» Problem requirements
In the listing below, identify each line with the word "次成绩的平均数都是" and return those lines.

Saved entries
** begin **

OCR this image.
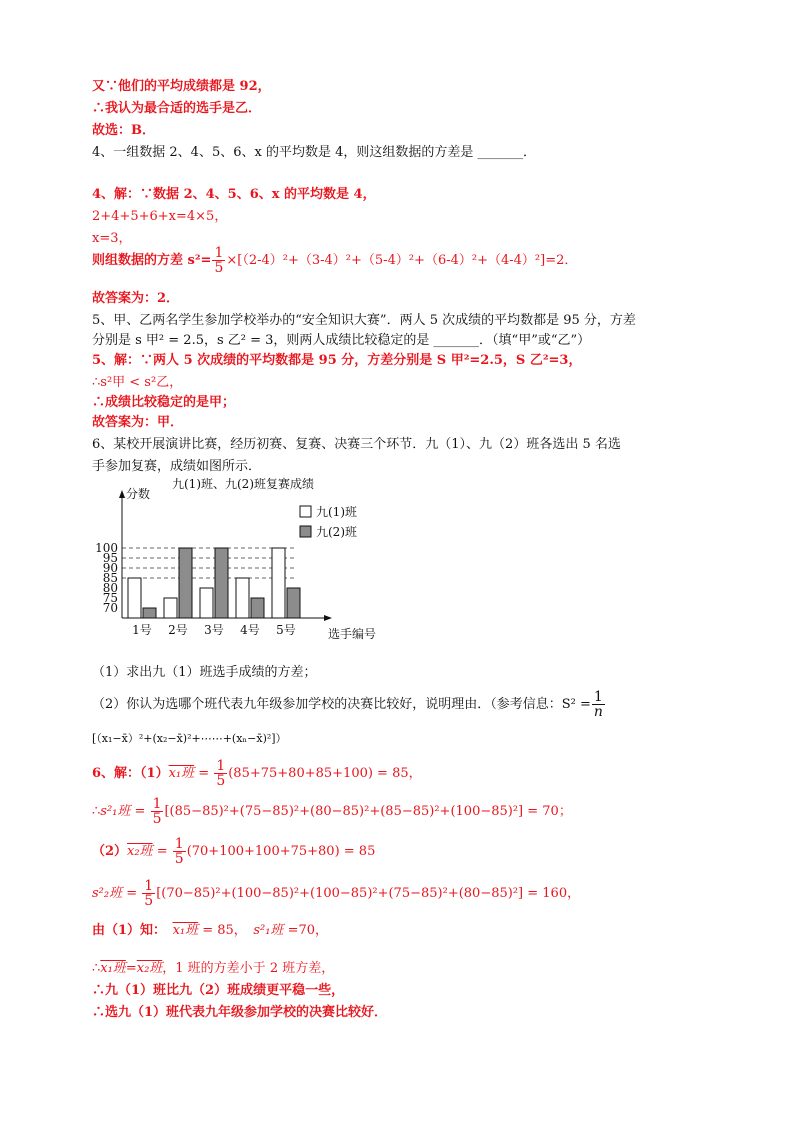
又∵他们的平均成绩都是 92，
∴我认为最合适的选手是乙．
故选：B．
4、一组数据 2、4、5、6、x 的平均数是 4，则这组数据的方差是 _______．
4、解：∵数据 2、4、5、6、x 的平均数是 4，
2+4+5+6+x=4×5，
x=3，
则组数据的方差 $s^2= \frac{1}{5} \times[(2-4)^2+(3-4)^2+(5-4)^2+(6-4)^2+(4-4)^2]=2$．
故答案为：2．
5、甲、乙两名学生参加学校举办的“安全知识大赛”．两人 5 次成绩的平均数都是 95 分，方差
分别是 s 甲² = 2.5，s 乙² = 3，则两人成绩比较稳定的是 _______．（填“甲”或“乙”）
5、解：∵两人 5 次成绩的平均数都是 95 分，方差分别是 S 甲²=2.5，S 乙²=3，
∴s²甲 < s²乙，
∴成绩比较稳定的是甲；
故答案为：甲．
6、某校开展演讲比赛，经历初赛、复赛、决赛三个环节．九（1）、九（2）班各选出 5 名选
手参加复赛，成绩如图所示．
九(1)班、九(2)班复赛成绩
分数
选手编号
70
75
80
85
90
95
100
1号 2号 3号 4号 5号
九(1)班
九(2)班
（1）求出九（1）班选手成绩的方差；
（2）你认为选哪个班代表九年级参加学校的决赛比较好，说明理由．（参考信息：$S^2 = \frac{1}{n}$
[（x₁−x̄）²+(x₂−x̄)²+⋯⋯+(xₙ−x̄)²]）
6、解：（1）x₁班 = $\frac{1}{5} (85+75+80+85+100) = 85$，
∴s²₁班 = $\frac{1}{5} [(85-85)^2+(75-85)^2+(80-85)^2+(85-85)^2+(100-85)^2] = 70$；
（2）x₂班 = $\frac{1}{5} (70+100+100+75+80) = 85$
s²₂班 = $\frac{1}{5} [(70-85)^2+(100-85)^2+(100-85)^2+(75-85)^2+(80-85)^2] = 160$，
由（1）知：　 x₁班 = 85，　 s²₁班 =70，
∴x₁班=x₂班，1 班的方差小于 2 班方差，
∴九（1）班比九（2）班成绩更平稳一些，
∴选九（1）班代表九年级参加学校的决赛比较好．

** end **

» Complete answer
5、甲、乙两名学生参加学校举办的“安全知识大赛”．两人 5 次成绩的平均数都是 95 分，方差
5、解：∵两人 5 次成绩的平均数都是 95 分，方差分别是 S 甲²=2.5，S 乙²=3，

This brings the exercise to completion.